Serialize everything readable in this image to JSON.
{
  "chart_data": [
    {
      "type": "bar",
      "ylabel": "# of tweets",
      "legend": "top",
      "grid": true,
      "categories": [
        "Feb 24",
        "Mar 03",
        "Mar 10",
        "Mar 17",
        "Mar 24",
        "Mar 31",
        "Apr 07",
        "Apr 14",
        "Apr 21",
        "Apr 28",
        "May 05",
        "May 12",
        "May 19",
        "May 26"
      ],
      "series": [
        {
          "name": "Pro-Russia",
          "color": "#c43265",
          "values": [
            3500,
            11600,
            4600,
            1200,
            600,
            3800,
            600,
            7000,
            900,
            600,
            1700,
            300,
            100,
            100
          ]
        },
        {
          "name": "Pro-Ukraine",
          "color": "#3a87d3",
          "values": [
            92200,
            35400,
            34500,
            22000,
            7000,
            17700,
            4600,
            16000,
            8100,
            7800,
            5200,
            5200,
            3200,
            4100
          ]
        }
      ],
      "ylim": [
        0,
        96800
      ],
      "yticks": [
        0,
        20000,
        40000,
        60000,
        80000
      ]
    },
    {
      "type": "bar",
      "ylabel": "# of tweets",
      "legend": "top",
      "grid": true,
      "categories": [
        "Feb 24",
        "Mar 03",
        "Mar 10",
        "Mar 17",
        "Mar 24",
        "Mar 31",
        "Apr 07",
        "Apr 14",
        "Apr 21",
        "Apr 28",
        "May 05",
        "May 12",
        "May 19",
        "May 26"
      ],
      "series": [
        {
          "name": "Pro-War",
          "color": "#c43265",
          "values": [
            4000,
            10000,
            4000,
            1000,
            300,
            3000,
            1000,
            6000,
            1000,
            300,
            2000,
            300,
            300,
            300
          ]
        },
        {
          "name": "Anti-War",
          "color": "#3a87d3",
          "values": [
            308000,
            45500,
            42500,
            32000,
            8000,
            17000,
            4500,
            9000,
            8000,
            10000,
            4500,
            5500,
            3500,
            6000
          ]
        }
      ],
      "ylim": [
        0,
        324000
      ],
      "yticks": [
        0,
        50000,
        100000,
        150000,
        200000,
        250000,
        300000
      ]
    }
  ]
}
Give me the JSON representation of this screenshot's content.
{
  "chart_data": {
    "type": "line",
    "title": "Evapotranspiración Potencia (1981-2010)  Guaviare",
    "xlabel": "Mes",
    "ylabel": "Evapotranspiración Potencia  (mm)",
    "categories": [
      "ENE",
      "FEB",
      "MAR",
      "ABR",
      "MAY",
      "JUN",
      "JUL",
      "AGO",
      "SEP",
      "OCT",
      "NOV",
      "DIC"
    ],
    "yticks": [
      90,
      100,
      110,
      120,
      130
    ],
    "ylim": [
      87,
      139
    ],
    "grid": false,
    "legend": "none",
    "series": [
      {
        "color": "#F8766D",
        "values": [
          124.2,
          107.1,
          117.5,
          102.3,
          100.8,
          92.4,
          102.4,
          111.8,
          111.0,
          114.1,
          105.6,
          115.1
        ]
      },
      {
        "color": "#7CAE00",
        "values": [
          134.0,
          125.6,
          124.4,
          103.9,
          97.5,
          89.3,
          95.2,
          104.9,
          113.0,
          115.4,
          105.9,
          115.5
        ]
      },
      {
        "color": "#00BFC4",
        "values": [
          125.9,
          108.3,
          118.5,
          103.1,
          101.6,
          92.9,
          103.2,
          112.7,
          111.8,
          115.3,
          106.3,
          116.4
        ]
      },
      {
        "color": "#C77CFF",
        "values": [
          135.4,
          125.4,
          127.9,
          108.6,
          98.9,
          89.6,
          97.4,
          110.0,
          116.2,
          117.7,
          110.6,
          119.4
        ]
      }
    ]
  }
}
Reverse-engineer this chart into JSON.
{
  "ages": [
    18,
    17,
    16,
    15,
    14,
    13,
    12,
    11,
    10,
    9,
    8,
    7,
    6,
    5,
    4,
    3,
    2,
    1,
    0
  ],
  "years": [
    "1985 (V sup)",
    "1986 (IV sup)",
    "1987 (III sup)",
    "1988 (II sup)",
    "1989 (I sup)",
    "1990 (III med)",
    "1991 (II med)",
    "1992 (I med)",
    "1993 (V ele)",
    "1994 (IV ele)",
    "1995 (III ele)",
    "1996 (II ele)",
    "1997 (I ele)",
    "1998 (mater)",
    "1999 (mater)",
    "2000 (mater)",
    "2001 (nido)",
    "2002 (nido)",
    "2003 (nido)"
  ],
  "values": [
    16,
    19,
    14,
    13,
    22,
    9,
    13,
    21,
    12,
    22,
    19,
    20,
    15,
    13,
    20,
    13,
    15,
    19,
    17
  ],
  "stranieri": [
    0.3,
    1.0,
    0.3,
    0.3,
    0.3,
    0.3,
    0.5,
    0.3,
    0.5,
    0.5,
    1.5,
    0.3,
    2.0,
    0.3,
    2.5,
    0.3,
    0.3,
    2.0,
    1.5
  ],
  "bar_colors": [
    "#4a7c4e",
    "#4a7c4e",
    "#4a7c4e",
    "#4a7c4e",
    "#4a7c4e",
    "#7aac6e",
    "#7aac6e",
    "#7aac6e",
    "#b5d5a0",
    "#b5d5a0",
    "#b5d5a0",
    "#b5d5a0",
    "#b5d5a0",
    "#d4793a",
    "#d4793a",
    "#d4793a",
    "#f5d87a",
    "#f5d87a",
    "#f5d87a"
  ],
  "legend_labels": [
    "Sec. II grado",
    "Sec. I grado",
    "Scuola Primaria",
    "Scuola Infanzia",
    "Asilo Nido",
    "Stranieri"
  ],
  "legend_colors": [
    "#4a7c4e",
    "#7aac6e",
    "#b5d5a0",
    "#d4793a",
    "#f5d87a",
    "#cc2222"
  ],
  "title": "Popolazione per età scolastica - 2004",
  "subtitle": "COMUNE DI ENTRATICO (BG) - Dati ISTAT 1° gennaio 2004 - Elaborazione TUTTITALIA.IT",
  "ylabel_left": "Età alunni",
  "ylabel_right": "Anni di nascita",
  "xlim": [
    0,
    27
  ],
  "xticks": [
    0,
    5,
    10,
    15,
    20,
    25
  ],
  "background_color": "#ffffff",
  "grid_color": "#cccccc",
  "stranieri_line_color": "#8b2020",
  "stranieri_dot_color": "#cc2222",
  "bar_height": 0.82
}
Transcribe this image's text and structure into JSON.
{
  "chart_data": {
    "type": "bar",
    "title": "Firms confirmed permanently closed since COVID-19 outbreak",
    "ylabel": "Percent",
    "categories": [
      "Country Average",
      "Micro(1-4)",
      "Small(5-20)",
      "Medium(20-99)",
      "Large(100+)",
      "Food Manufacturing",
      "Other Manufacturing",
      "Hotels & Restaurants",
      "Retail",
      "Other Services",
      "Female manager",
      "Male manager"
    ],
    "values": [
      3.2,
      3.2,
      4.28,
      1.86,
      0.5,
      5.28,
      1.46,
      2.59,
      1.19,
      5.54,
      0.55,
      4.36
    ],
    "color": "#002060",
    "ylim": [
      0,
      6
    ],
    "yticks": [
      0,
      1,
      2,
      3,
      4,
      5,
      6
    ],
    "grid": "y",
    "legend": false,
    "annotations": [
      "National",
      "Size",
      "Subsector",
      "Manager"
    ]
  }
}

• Task brief: Copy each line of the listing that contains the string "name".

• Output for this task:
          "name": "Pro-Russia",
          "name": "Pro-Ukraine",
          "name": "Pro-War",
          "name": "Anti-War",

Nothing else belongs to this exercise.